(Items listed in a dataset)
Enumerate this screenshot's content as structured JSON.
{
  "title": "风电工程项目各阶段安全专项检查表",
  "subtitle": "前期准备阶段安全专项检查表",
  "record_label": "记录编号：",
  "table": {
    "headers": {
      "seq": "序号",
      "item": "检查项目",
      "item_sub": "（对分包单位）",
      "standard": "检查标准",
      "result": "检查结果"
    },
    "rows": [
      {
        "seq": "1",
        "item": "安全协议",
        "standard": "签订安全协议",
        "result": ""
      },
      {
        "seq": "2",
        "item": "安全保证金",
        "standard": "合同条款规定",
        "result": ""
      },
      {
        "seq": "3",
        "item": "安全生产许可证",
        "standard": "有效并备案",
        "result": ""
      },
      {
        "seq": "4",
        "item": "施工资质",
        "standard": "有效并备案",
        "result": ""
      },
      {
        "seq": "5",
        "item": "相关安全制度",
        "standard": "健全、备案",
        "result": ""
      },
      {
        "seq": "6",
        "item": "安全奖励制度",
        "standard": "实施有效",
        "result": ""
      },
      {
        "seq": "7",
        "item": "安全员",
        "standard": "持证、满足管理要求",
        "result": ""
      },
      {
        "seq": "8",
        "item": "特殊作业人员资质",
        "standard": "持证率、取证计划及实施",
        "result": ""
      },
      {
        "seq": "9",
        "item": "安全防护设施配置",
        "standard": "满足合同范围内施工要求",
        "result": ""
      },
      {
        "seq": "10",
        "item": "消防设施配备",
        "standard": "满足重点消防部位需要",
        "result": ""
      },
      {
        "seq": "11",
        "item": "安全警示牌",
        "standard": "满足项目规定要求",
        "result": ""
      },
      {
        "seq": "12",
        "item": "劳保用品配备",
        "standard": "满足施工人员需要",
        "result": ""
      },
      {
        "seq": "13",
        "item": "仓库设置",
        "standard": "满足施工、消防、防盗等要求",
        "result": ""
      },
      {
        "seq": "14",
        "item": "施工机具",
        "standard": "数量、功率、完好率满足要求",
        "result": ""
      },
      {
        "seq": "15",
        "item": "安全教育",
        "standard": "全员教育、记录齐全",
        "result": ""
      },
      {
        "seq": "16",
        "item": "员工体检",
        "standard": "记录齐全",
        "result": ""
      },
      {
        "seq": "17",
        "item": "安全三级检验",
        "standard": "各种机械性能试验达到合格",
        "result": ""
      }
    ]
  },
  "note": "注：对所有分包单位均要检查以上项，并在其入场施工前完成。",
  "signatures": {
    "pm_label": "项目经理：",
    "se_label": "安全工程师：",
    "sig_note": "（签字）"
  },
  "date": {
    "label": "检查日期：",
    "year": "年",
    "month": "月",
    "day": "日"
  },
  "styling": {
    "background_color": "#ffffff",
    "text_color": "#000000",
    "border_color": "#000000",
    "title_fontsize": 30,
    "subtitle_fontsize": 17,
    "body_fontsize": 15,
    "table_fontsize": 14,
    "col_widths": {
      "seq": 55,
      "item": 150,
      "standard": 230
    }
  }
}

-- Your task --
Each entry above is to be set down again in exactly the same words.

-- Result below --
Enumerate this screenshot's content as structured JSON.
{
  "title": "风电工程项目各阶段安全专项检查表",
  "subtitle": "前期准备阶段安全专项检查表",
  "record_label": "记录编号：",
  "table": {
    "headers": {
      "seq": "序号",
      "item": "检查项目",
      "item_sub": "（对分包单位）",
      "standard": "检查标准",
      "result": "检查结果"
    },
    "rows": [
      {
        "seq": "1",
        "item": "安全协议",
        "standard": "签订安全协议",
        "result": ""
      },
      {
        "seq": "2",
        "item": "安全保证金",
        "standard": "合同条款规定",
        "result": ""
      },
      {
        "seq": "3",
        "item": "安全生产许可证",
        "standard": "有效并备案",
        "result": ""
      },
      {
        "seq": "4",
        "item": "施工资质",
        "standard": "有效并备案",
        "result": ""
      },
      {
        "seq": "5",
        "item": "相关安全制度",
        "standard": "健全、备案",
        "result": ""
      },
      {
        "seq": "6",
        "item": "安全奖励制度",
        "standard": "实施有效",
        "result": ""
      },
      {
        "seq": "7",
        "item": "安全员",
        "standard": "持证、满足管理要求",
        "result": ""
      },
      {
        "seq": "8",
        "item": "特殊作业人员资质",
        "standard": "持证率、取证计划及实施",
        "result": ""
      },
      {
        "seq": "9",
        "item": "安全防护设施配置",
        "standard": "满足合同范围内施工要求",
        "result": ""
      },
      {
        "seq": "10",
        "item": "消防设施配备",
        "standard": "满足重点消防部位需要",
        "result": ""
      },
      {
        "seq": "11",
        "item": "安全警示牌",
        "standard": "满足项目规定要求",
        "result": ""
      },
      {
        "seq": "12",
        "item": "劳保用品配备",
        "standard": "满足施工人员需要",
        "result": ""
      },
      {
        "seq": "13",
        "item": "仓库设置",
        "standard": "满足施工、消防、防盗等要求",
        "result": ""
      },
      {
        "seq": "14",
        "item": "施工机具",
        "standard": "数量、功率、完好率满足要求",
        "result": ""
      },
      {
        "seq": "15",
        "item": "安全教育",
        "standard": "全员教育、记录齐全",
        "result": ""
      },
      {
        "seq": "16",
        "item": "员工体检",
        "standard": "记录齐全",
        "result": ""
      },
      {
        "seq": "17",
        "item": "安全三级检验",
        "standard": "各种机械性能试验达到合格",
        "result": ""
      }
    ]
  },
  "note": "注：对所有分包单位均要检查以上项，并在其入场施工前完成。",
  "signatures": {
    "pm_label": "项目经理：",
    "se_label": "安全工程师：",
    "sig_note": "（签字）"
  },
  "date": {
    "label": "检查日期：",
    "year": "年",
    "month": "月",
    "day": "日"
  },
  "styling": {
    "background_color": "#ffffff",
    "text_color": "#000000",
    "border_color": "#000000",
    "title_fontsize": 30,
    "subtitle_fontsize": 17,
    "body_fontsize": 15,
    "table_fontsize": 14,
    "col_widths": {
      "seq": 55,
      "item": 150,
      "standard": 230
    }
  }
}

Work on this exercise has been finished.